BEGIN Material for this exercise
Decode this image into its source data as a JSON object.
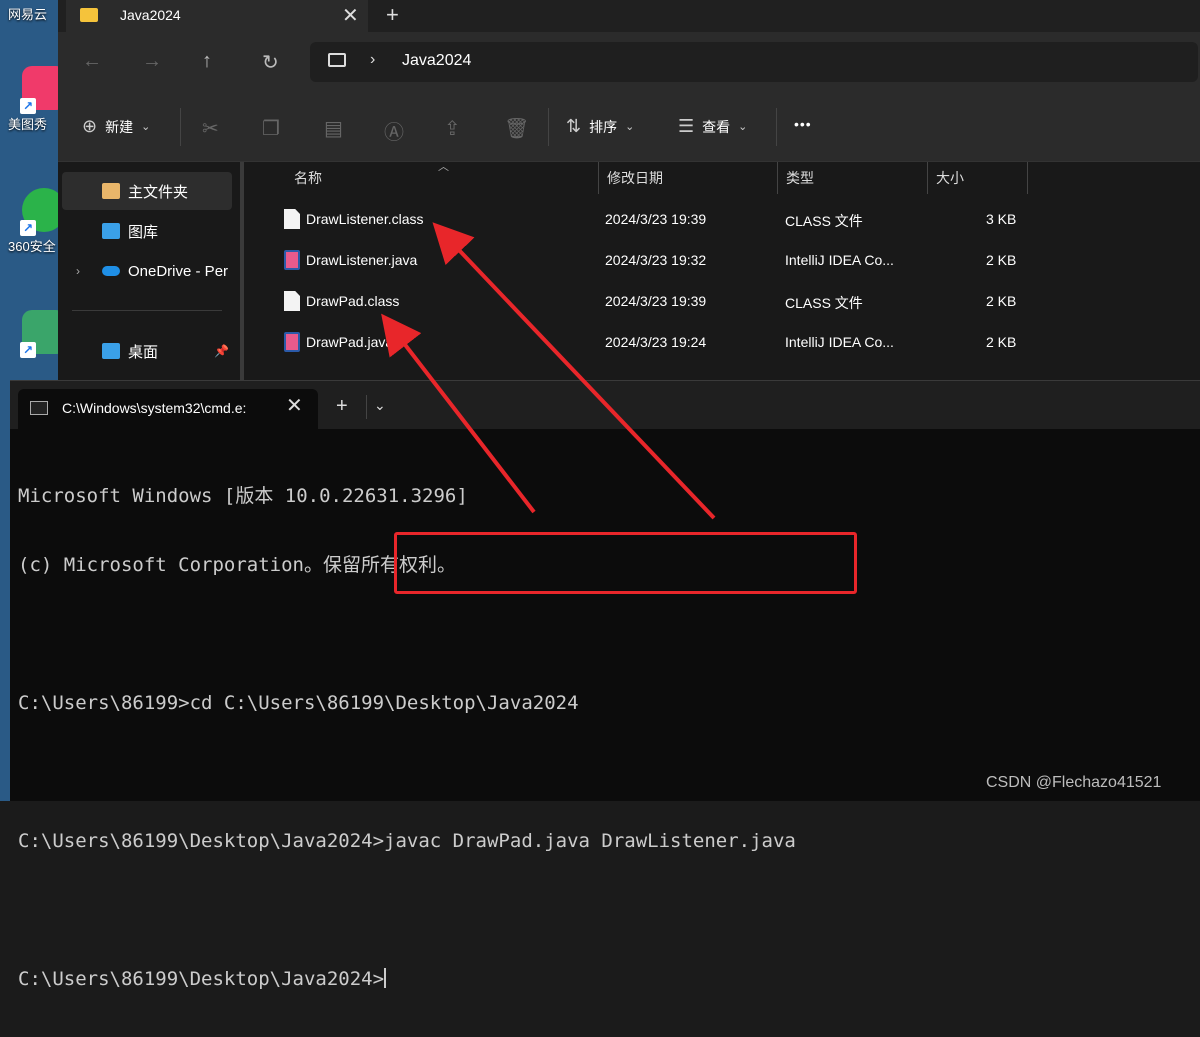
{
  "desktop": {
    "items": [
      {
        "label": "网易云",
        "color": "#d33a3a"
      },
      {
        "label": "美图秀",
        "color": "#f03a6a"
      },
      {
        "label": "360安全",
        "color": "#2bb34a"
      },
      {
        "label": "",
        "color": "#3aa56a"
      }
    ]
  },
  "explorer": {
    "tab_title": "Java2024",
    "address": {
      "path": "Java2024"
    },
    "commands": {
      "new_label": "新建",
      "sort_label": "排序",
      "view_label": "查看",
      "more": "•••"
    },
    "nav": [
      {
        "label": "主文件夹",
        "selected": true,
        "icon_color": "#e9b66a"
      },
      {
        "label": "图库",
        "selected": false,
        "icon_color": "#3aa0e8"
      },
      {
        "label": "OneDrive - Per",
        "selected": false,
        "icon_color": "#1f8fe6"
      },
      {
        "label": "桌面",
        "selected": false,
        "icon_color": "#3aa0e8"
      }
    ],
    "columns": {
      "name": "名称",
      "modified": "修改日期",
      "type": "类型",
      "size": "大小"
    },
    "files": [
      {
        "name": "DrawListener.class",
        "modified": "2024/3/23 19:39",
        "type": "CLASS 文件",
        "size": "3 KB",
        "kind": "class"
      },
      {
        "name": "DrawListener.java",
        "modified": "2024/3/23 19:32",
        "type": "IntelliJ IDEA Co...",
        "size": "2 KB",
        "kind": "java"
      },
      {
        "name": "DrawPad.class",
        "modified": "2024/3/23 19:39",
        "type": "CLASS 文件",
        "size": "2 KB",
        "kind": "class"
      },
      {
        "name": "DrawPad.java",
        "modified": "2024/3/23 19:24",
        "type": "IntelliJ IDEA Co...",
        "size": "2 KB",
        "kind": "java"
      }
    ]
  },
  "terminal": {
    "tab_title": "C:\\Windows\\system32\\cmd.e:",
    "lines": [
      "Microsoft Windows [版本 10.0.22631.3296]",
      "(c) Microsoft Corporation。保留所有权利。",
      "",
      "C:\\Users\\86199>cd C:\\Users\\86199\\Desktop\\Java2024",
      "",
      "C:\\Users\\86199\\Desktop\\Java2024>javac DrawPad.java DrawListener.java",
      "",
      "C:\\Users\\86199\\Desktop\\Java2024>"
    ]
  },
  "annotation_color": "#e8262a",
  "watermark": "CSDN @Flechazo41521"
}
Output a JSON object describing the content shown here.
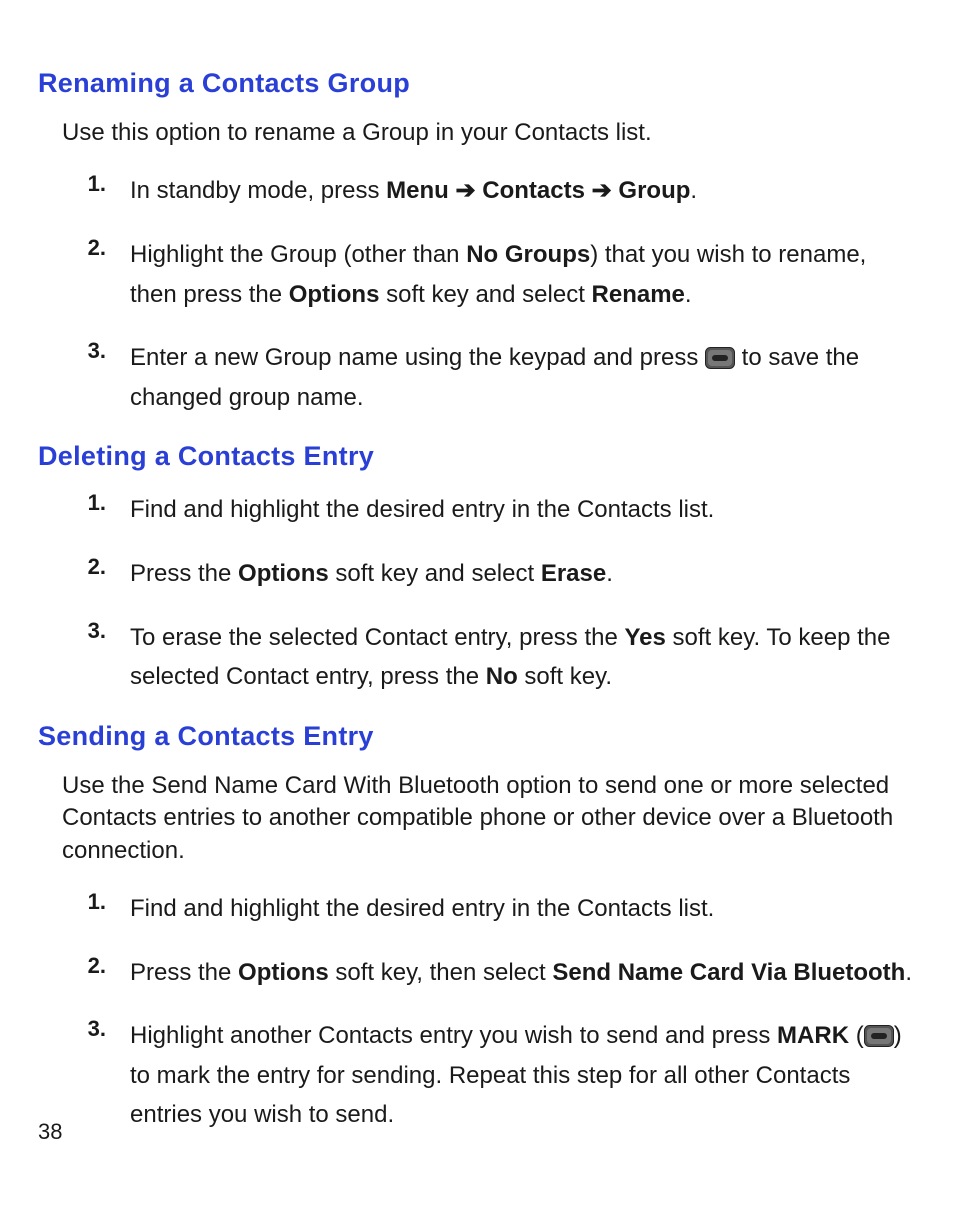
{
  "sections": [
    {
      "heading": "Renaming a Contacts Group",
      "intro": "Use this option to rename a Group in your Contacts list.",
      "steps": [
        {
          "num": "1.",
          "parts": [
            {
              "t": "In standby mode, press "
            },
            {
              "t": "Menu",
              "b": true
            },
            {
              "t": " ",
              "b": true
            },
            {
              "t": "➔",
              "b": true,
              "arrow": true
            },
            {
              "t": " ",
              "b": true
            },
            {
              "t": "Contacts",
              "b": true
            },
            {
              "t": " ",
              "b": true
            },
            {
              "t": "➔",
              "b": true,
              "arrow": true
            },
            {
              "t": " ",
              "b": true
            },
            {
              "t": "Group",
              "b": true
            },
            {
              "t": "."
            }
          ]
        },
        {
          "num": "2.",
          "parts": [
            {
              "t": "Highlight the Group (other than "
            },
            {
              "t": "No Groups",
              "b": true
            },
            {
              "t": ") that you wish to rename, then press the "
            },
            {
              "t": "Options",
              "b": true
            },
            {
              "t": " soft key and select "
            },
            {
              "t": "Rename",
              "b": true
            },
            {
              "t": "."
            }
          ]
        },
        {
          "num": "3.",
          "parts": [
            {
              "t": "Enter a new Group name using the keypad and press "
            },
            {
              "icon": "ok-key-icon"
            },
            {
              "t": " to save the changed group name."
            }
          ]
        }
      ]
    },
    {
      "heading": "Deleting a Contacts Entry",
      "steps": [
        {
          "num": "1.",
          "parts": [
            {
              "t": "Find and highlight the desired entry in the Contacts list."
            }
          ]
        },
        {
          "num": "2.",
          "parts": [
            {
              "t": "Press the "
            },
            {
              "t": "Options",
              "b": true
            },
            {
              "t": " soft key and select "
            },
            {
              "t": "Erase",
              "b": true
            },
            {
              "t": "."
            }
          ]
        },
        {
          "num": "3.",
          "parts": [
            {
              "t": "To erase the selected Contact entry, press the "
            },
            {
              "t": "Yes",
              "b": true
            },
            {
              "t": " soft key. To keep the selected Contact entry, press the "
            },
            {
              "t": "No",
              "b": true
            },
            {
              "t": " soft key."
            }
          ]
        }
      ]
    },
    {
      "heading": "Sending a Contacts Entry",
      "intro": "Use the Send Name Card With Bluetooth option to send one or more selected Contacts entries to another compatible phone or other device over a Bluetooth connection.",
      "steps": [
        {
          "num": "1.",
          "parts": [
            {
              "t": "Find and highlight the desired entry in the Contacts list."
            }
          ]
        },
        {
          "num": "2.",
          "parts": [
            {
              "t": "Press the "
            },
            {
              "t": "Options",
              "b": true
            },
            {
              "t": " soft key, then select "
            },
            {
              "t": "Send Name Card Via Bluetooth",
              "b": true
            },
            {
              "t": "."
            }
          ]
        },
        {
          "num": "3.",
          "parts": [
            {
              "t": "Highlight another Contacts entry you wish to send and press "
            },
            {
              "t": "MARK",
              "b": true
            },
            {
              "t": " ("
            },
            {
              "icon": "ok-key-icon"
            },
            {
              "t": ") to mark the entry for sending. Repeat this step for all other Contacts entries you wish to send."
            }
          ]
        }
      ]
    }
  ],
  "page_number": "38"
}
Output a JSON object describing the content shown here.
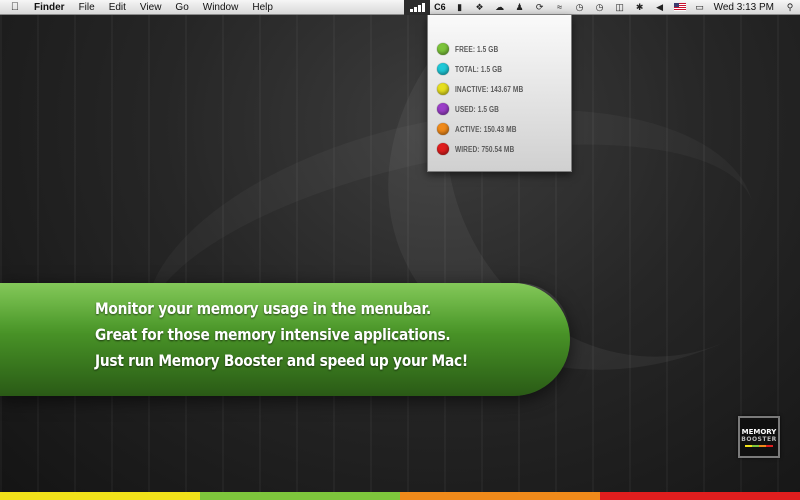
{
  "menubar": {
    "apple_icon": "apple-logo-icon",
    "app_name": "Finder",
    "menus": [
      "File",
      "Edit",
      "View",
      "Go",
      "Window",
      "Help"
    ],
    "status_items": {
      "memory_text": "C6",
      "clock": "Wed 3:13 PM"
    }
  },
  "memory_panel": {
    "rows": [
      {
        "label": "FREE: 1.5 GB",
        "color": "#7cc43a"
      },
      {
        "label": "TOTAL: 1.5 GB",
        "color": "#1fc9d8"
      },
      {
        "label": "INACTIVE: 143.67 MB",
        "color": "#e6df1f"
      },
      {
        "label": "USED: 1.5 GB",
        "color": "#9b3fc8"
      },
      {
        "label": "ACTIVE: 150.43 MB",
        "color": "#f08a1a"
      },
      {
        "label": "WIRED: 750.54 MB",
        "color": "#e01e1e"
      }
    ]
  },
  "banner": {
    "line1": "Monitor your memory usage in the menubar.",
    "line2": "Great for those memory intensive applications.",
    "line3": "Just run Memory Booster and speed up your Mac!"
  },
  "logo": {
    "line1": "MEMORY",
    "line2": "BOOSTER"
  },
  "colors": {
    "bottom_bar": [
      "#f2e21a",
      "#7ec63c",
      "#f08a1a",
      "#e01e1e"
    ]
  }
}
END Material for this exercise
• **Exercise goal**
Make an exact copy of the records above, with the pictures left out.

• **Answer for the task**
Decode this image into its source data as a JSON object.
{
  "desktop": {
    "items": [
      {
        "label": "网易云",
        "color": "#d33a3a"
      },
      {
        "label": "美图秀",
        "color": "#f03a6a"
      },
      {
        "label": "360安全",
        "color": "#2bb34a"
      },
      {
        "label": "",
        "color": "#3aa56a"
      }
    ]
  },
  "explorer": {
    "tab_title": "Java2024",
    "address": {
      "path": "Java2024"
    },
    "commands": {
      "new_label": "新建",
      "sort_label": "排序",
      "view_label": "查看",
      "more": "•••"
    },
    "nav": [
      {
        "label": "主文件夹",
        "selected": true,
        "icon_color": "#e9b66a"
      },
      {
        "label": "图库",
        "selected": false,
        "icon_color": "#3aa0e8"
      },
      {
        "label": "OneDrive - Per",
        "selected": false,
        "icon_color": "#1f8fe6"
      },
      {
        "label": "桌面",
        "selected": false,
        "icon_color": "#3aa0e8"
      }
    ],
    "columns": {
      "name": "名称",
      "modified": "修改日期",
      "type": "类型",
      "size": "大小"
    },
    "files": [
      {
        "name": "DrawListener.class",
        "modified": "2024/3/23 19:39",
        "type": "CLASS 文件",
        "size": "3 KB",
        "kind": "class"
      },
      {
        "name": "DrawListener.java",
        "modified": "2024/3/23 19:32",
        "type": "IntelliJ IDEA Co...",
        "size": "2 KB",
        "kind": "java"
      },
      {
        "name": "DrawPad.class",
        "modified": "2024/3/23 19:39",
        "type": "CLASS 文件",
        "size": "2 KB",
        "kind": "class"
      },
      {
        "name": "DrawPad.java",
        "modified": "2024/3/23 19:24",
        "type": "IntelliJ IDEA Co...",
        "size": "2 KB",
        "kind": "java"
      }
    ]
  },
  "terminal": {
    "tab_title": "C:\\Windows\\system32\\cmd.e:",
    "lines": [
      "Microsoft Windows [版本 10.0.22631.3296]",
      "(c) Microsoft Corporation。保留所有权利。",
      "",
      "C:\\Users\\86199>cd C:\\Users\\86199\\Desktop\\Java2024",
      "",
      "C:\\Users\\86199\\Desktop\\Java2024>javac DrawPad.java DrawListener.java",
      "",
      "C:\\Users\\86199\\Desktop\\Java2024>"
    ]
  },
  "annotation_color": "#e8262a",
  "watermark": "CSDN @Flechazo41521"
}
Output a JSON object describing the content shown here.
{
  "sections": [
    {
      "heading": "Renaming a Contacts Group",
      "intro": "Use this option to rename a Group in your Contacts list.",
      "steps": [
        {
          "num": "1.",
          "parts": [
            {
              "t": "In standby mode, press "
            },
            {
              "t": "Menu",
              "b": true
            },
            {
              "t": " ",
              "b": true
            },
            {
              "t": "➔",
              "b": true,
              "arrow": true
            },
            {
              "t": " ",
              "b": true
            },
            {
              "t": "Contacts",
              "b": true
            },
            {
              "t": " ",
              "b": true
            },
            {
              "t": "➔",
              "b": true,
              "arrow": true
            },
            {
              "t": " ",
              "b": true
            },
            {
              "t": "Group",
              "b": true
            },
            {
              "t": "."
            }
          ]
        },
        {
          "num": "2.",
          "parts": [
            {
              "t": "Highlight the Group (other than "
            },
            {
              "t": "No Groups",
              "b": true
            },
            {
              "t": ") that you wish to rename, then press the "
            },
            {
              "t": "Options",
              "b": true
            },
            {
              "t": " soft key and select "
            },
            {
              "t": "Rename",
              "b": true
            },
            {
              "t": "."
            }
          ]
        },
        {
          "num": "3.",
          "parts": [
            {
              "t": "Enter a new Group name using the keypad and press "
            },
            {
              "icon": "ok-key-icon"
            },
            {
              "t": " to save the changed group name."
            }
          ]
        }
      ]
    },
    {
      "heading": "Deleting a Contacts Entry",
      "steps": [
        {
          "num": "1.",
          "parts": [
            {
              "t": "Find and highlight the desired entry in the Contacts list."
            }
          ]
        },
        {
          "num": "2.",
          "parts": [
            {
              "t": "Press the "
            },
            {
              "t": "Options",
              "b": true
            },
            {
              "t": " soft key and select "
            },
            {
              "t": "Erase",
              "b": true
            },
            {
              "t": "."
            }
          ]
        },
        {
          "num": "3.",
          "parts": [
            {
              "t": "To erase the selected Contact entry, press the "
            },
            {
              "t": "Yes",
              "b": true
            },
            {
              "t": " soft key. To keep the selected Contact entry, press the "
            },
            {
              "t": "No",
              "b": true
            },
            {
              "t": " soft key."
            }
          ]
        }
      ]
    },
    {
      "heading": "Sending a Contacts Entry",
      "intro": "Use the Send Name Card With Bluetooth option to send one or more selected Contacts entries to another compatible phone or other device over a Bluetooth connection.",
      "steps": [
        {
          "num": "1.",
          "parts": [
            {
              "t": "Find and highlight the desired entry in the Contacts list."
            }
          ]
        },
        {
          "num": "2.",
          "parts": [
            {
              "t": "Press the "
            },
            {
              "t": "Options",
              "b": true
            },
            {
              "t": " soft key, then select "
            },
            {
              "t": "Send Name Card Via Bluetooth",
              "b": true
            },
            {
              "t": "."
            }
          ]
        },
        {
          "num": "3.",
          "parts": [
            {
              "t": "Highlight another Contacts entry you wish to send and press "
            },
            {
              "t": "MARK",
              "b": true
            },
            {
              "t": " ("
            },
            {
              "icon": "ok-key-icon"
            },
            {
              "t": ") to mark the entry for sending. Repeat this step for all other Contacts entries you wish to send."
            }
          ]
        }
      ]
    }
  ],
  "page_number": "38"
}
Output a JSON object describing the content shown here.
{
  "menubar": {
    "apple_icon": "apple-logo-icon",
    "app_name": "Finder",
    "menus": [
      "File",
      "Edit",
      "View",
      "Go",
      "Window",
      "Help"
    ],
    "status_items": {
      "memory_text": "C6",
      "clock": "Wed 3:13 PM"
    }
  },
  "memory_panel": {
    "rows": [
      {
        "label": "FREE: 1.5 GB",
        "color": "#7cc43a"
      },
      {
        "label": "TOTAL: 1.5 GB",
        "color": "#1fc9d8"
      },
      {
        "label": "INACTIVE: 143.67 MB",
        "color": "#e6df1f"
      },
      {
        "label": "USED: 1.5 GB",
        "color": "#9b3fc8"
      },
      {
        "label": "ACTIVE: 150.43 MB",
        "color": "#f08a1a"
      },
      {
        "label": "WIRED: 750.54 MB",
        "color": "#e01e1e"
      }
    ]
  },
  "banner": {
    "line1": "Monitor your memory usage in the menubar.",
    "line2": "Great for those memory intensive applications.",
    "line3": "Just run Memory Booster and speed up your Mac!"
  },
  "logo": {
    "line1": "MEMORY",
    "line2": "BOOSTER"
  },
  "colors": {
    "bottom_bar": [
      "#f2e21a",
      "#7ec63c",
      "#f08a1a",
      "#e01e1e"
    ]
  }
}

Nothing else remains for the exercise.